Your instructions:
In the data below, find each line containing the string "there" and return it.
═══ Task material ═══
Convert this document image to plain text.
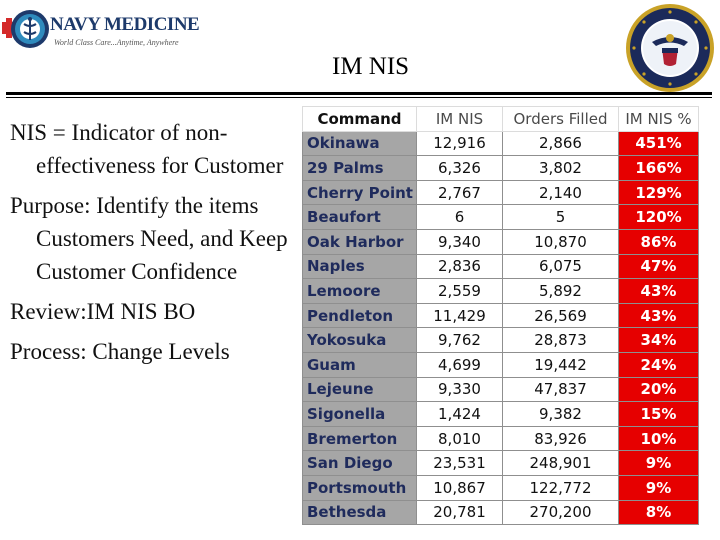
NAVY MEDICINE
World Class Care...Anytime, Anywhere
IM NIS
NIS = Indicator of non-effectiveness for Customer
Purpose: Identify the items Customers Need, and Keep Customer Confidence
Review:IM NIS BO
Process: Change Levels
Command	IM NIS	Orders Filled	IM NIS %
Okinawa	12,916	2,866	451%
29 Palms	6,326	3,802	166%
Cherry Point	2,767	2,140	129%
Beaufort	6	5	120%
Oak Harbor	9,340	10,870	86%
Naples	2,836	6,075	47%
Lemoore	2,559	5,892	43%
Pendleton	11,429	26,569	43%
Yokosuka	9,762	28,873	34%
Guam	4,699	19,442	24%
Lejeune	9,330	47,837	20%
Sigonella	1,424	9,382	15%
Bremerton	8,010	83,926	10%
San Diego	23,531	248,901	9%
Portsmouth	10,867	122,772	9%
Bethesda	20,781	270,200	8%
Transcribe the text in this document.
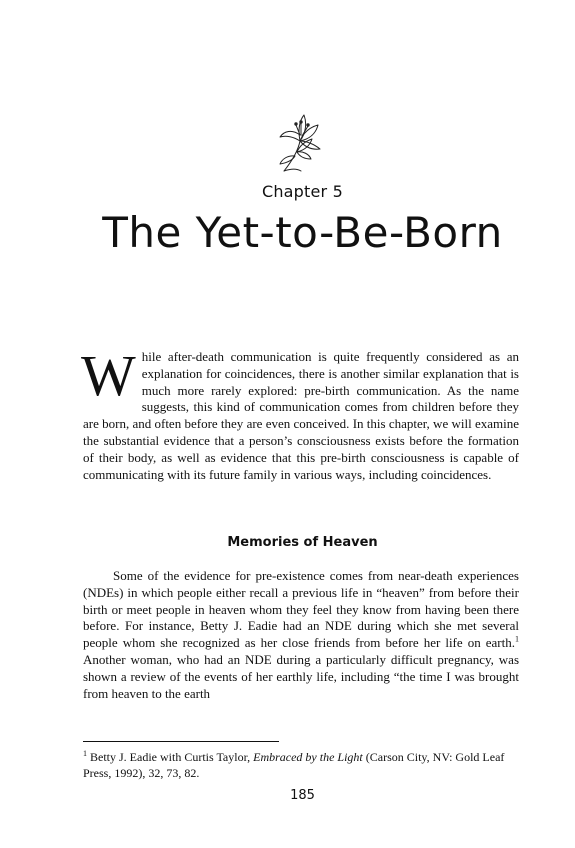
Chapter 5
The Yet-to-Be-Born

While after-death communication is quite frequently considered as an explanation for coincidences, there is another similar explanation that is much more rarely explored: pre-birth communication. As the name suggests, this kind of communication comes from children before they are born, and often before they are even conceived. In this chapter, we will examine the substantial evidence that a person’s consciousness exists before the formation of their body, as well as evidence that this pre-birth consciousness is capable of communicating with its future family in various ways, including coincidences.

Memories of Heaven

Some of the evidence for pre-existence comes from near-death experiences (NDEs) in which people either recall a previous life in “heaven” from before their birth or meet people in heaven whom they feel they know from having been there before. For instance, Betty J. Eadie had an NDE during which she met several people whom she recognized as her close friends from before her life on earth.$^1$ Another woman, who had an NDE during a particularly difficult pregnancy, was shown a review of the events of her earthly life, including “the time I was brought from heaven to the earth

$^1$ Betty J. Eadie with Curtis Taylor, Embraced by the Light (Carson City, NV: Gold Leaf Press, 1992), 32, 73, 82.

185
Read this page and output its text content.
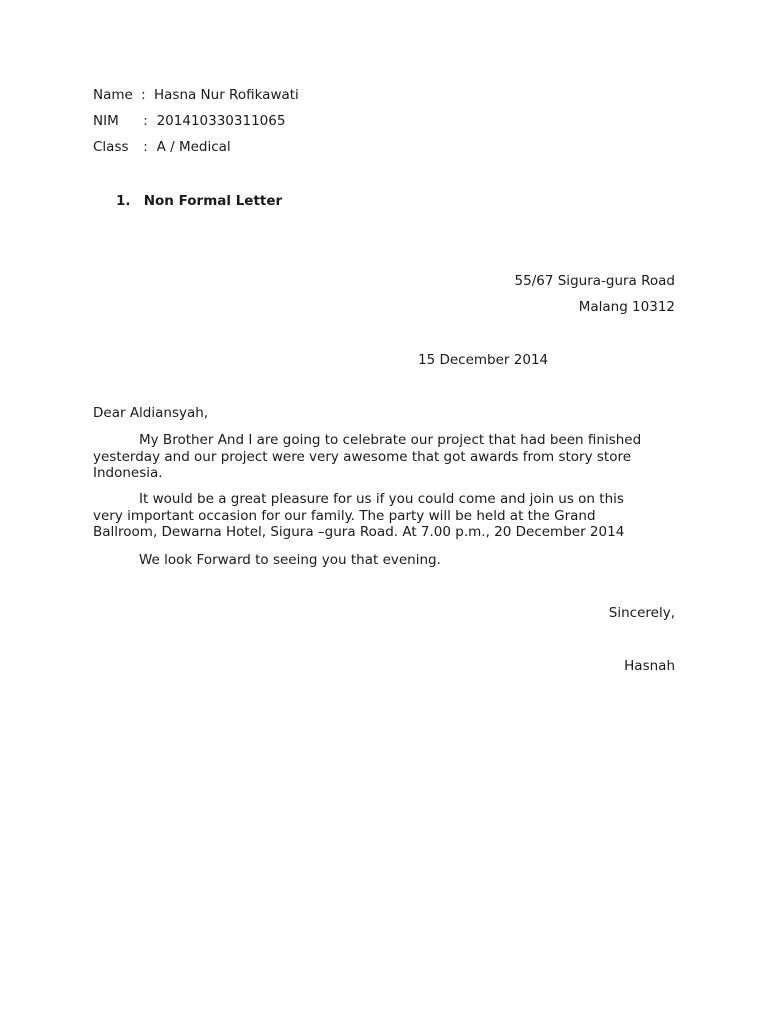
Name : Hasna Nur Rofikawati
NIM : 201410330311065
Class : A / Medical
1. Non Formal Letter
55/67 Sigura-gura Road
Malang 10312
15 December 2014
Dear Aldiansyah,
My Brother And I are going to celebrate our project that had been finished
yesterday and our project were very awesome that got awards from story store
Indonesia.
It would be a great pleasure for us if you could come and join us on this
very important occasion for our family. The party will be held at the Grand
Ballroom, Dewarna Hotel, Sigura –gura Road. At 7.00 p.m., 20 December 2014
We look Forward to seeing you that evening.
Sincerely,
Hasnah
═══
Answer for this exercise:
While after-death communication is quite frequently considered as an explanation for coincidences, there is another similar explanation that is much more rarely explored: pre-birth communication. As the name suggests, this kind of communication comes from children before they are born, and often before they are even conceived. In this chapter, we will examine the substantial evidence that a person’s consciousness exists before the formation of their body, as well as evidence that this pre-birth consciousness is capable of communicating with its future family in various ways, including coincidences.
Some of the evidence for pre-existence comes from near-death experiences (NDEs) in which people either recall a previous life in “heaven” from before their birth or meet people in heaven whom they feel they know from having been there before. For instance, Betty J. Eadie had an NDE during which she met several people whom she recognized as her close friends from before her life on earth.$^1$ Another woman, who had an NDE during a particularly difficult pregnancy, was shown a review of the events of her earthly life, including “the time I was brought from heaven to the earth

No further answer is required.